WORK TO DO: Pick out every line holding the string "JSON" and copy it.

[START]

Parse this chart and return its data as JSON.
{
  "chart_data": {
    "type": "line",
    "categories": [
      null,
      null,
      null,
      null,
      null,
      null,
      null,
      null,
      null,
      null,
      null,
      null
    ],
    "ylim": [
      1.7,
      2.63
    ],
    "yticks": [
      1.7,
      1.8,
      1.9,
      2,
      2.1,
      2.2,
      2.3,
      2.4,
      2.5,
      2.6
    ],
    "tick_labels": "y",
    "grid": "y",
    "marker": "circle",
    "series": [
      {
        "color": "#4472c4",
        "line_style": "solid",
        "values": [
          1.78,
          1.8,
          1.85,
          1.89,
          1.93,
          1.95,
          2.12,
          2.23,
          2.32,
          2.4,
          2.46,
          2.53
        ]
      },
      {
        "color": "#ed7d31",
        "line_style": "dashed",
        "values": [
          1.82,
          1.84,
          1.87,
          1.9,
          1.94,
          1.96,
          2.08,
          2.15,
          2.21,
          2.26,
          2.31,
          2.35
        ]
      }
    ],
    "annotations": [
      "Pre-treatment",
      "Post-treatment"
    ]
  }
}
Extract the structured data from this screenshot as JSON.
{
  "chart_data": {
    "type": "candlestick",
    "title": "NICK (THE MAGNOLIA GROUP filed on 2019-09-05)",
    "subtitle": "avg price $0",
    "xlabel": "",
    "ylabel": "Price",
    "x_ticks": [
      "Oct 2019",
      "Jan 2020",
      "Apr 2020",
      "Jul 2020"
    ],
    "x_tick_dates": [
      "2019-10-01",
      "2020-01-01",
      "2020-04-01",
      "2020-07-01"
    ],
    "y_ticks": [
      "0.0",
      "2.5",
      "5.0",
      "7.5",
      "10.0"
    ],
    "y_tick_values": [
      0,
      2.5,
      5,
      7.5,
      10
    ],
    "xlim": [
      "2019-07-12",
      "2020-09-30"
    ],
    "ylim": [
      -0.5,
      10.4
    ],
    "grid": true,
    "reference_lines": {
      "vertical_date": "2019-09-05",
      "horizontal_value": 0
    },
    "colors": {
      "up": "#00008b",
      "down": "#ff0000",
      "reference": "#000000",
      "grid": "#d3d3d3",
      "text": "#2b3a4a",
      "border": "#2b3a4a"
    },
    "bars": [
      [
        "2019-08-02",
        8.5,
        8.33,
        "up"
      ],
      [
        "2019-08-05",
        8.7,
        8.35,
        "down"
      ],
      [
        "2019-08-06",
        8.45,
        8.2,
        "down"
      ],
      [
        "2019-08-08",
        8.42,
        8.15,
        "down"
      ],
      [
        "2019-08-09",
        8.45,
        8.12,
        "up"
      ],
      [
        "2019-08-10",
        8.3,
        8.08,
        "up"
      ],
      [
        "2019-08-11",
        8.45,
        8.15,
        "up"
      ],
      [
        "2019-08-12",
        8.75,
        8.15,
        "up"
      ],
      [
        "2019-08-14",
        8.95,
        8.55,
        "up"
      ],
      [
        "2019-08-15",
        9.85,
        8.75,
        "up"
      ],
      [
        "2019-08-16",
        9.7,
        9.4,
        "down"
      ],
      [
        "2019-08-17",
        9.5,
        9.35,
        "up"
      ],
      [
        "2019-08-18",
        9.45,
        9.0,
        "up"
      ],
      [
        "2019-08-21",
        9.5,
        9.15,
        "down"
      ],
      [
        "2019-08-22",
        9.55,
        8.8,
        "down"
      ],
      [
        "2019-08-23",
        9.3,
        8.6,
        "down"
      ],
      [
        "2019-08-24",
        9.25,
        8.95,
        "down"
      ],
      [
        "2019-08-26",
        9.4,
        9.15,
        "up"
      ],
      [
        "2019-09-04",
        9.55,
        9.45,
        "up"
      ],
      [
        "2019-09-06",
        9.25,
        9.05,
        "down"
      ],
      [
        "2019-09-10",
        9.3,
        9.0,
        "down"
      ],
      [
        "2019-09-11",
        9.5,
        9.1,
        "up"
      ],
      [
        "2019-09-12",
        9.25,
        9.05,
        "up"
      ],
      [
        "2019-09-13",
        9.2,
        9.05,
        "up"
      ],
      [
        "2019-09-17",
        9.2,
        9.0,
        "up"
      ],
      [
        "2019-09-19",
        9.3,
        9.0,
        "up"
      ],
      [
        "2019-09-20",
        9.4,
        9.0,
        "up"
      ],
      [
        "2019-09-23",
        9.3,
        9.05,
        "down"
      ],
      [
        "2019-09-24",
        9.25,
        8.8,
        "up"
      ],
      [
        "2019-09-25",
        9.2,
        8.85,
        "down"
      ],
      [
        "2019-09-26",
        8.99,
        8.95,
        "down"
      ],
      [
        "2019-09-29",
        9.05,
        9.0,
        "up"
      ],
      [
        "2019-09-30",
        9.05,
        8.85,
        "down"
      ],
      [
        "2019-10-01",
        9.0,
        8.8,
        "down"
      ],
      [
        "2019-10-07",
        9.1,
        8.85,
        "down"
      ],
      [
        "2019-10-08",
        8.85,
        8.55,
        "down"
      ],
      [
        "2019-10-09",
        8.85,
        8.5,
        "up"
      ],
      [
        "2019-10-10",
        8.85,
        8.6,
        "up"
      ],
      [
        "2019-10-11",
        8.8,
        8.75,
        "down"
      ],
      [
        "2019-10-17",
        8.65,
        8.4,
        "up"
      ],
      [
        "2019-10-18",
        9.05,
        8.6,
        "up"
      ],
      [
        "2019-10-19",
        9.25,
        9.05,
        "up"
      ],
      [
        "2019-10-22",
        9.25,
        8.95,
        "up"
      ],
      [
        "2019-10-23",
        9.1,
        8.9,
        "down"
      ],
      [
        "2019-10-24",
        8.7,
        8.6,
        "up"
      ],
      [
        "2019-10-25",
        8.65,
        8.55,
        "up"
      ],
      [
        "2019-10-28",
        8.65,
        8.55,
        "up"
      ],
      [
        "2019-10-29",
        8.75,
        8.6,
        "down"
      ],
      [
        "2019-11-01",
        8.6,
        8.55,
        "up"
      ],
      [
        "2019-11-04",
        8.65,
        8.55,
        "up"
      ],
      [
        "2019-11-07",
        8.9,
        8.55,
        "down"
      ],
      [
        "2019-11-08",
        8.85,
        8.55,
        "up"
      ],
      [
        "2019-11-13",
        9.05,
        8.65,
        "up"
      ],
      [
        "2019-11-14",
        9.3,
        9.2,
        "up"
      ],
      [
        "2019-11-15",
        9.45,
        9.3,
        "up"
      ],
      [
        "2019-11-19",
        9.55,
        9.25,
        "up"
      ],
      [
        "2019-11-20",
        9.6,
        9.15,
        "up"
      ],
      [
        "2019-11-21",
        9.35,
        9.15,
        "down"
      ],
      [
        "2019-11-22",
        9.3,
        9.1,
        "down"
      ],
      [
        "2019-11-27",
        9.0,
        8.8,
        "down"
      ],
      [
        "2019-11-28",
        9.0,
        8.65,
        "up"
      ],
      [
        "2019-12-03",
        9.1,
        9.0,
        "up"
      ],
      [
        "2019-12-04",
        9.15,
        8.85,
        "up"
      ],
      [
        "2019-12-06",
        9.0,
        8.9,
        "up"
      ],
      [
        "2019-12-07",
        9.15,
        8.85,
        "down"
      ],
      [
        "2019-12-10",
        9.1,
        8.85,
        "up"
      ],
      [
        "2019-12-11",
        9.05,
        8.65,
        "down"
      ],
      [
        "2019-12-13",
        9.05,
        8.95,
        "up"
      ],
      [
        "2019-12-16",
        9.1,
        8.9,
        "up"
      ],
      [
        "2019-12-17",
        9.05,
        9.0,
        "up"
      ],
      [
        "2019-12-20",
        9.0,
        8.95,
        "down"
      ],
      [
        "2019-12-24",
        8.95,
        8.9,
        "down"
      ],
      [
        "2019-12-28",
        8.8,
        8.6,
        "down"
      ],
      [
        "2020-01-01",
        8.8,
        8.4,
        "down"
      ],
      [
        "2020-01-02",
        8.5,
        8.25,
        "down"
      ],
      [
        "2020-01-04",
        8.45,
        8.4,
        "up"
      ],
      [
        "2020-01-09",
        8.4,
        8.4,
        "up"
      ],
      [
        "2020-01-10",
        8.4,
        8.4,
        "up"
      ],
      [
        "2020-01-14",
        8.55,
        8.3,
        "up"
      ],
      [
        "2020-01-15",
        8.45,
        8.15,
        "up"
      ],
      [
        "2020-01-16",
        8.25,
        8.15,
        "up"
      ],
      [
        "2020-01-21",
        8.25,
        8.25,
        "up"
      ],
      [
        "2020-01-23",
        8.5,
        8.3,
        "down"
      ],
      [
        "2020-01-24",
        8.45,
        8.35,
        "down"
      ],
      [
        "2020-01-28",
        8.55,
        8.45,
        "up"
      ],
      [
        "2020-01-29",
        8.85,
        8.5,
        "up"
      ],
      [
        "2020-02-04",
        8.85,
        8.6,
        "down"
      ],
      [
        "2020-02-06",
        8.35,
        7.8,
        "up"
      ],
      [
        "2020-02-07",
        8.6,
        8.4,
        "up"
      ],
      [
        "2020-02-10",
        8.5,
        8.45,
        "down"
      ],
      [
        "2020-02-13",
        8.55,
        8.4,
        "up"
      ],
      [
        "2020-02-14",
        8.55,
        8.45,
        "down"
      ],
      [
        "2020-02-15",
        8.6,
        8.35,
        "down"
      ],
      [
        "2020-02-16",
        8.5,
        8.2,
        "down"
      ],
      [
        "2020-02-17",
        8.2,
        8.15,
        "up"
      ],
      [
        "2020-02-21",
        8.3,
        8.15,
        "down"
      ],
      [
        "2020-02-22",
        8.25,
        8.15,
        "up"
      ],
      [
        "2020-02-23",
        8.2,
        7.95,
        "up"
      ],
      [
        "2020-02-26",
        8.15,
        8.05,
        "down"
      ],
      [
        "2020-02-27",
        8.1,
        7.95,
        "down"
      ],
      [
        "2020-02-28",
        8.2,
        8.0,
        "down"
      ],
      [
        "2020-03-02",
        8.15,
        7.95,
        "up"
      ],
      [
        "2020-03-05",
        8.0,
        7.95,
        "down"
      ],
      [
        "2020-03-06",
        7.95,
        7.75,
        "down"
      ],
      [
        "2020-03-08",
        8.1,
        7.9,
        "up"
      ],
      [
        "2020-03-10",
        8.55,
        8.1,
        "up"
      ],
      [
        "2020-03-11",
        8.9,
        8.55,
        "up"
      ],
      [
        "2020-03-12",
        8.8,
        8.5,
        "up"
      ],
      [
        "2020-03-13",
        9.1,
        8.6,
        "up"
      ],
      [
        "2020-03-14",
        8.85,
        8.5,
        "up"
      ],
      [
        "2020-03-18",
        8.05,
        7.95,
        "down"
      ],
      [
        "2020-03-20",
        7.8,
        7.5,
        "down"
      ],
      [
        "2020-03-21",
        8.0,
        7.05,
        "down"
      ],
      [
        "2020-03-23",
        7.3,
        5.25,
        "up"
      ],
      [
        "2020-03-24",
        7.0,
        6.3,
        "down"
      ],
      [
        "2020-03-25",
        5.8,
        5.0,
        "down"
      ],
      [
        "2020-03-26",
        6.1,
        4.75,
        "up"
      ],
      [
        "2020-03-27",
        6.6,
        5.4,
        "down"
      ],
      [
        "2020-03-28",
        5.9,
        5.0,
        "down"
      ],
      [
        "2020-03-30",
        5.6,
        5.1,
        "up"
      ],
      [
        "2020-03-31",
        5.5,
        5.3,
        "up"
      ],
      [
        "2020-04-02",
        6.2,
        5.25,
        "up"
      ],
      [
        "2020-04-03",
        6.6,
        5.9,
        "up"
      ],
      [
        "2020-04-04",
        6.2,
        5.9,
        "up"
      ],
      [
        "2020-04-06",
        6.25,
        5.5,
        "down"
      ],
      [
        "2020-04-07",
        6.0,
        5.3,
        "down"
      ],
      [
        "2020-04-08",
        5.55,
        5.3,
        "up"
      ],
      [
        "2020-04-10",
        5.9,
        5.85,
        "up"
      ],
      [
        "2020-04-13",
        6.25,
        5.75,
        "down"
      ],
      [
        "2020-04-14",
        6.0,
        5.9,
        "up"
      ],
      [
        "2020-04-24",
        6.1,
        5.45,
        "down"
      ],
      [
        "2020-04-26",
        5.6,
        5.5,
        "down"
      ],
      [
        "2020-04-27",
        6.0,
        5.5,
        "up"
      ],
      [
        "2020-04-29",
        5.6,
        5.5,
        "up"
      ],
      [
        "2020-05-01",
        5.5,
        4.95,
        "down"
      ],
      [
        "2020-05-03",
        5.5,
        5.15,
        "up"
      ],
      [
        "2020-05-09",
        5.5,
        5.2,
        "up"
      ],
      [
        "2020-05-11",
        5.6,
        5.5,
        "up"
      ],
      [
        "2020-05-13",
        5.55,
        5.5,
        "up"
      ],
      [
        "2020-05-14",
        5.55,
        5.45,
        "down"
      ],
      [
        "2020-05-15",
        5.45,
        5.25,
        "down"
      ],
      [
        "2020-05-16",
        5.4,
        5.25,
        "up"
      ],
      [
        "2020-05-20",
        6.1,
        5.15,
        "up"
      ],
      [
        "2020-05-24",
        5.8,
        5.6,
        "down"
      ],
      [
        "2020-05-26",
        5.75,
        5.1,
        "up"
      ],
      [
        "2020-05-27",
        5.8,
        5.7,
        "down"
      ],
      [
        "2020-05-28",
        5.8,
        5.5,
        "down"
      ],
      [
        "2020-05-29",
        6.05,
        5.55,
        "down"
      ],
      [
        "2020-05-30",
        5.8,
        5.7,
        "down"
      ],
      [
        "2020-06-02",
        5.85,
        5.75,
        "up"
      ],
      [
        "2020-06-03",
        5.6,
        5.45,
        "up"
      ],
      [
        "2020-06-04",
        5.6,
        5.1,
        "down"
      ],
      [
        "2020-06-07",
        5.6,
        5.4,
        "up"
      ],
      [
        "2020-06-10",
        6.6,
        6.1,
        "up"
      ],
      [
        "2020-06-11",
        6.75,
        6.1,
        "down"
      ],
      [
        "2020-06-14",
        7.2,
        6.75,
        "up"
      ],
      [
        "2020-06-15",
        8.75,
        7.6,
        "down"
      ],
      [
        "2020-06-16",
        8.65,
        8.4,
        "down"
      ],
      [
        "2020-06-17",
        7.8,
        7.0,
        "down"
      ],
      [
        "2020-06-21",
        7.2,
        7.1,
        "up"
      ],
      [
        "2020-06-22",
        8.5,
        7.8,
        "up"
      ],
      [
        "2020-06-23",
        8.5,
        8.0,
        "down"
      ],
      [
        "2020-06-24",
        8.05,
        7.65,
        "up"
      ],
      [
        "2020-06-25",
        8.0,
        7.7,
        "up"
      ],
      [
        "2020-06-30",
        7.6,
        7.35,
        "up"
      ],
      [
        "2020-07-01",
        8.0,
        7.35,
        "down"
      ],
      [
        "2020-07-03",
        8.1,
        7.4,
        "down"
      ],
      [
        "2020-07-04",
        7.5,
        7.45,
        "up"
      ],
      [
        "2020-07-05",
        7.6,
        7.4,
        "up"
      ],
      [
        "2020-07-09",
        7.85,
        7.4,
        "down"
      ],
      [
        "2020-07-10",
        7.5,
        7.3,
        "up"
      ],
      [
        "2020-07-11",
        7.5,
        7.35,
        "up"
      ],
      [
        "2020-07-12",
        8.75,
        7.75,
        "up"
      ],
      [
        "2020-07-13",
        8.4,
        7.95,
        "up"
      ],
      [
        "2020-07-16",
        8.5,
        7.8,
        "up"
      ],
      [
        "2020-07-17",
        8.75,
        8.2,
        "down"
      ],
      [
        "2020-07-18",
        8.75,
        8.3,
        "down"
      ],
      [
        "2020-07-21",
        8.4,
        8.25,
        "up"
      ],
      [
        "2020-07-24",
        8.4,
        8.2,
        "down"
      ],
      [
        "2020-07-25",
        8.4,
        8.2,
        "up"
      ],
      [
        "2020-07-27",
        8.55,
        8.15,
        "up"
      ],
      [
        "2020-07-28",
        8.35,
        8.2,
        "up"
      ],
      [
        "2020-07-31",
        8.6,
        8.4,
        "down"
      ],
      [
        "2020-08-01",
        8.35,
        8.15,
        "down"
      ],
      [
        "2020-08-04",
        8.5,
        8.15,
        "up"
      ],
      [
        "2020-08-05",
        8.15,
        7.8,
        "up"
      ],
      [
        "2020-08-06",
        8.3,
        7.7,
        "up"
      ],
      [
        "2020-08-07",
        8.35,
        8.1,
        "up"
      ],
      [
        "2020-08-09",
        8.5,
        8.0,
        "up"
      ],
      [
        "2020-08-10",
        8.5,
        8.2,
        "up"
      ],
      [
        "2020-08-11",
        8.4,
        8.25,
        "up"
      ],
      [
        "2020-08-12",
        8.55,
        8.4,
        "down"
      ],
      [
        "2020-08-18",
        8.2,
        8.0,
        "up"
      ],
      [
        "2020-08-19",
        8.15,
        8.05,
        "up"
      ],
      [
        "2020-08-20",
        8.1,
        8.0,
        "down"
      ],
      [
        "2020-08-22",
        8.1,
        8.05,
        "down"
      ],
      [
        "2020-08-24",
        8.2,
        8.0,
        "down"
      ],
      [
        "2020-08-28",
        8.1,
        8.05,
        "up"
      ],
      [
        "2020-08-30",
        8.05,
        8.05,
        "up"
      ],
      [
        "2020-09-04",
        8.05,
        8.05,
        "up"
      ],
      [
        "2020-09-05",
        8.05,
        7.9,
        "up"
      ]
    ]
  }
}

[END]

RESPONSE:
Parse this chart and return its data as JSON.
Extract the structured data from this screenshot as JSON.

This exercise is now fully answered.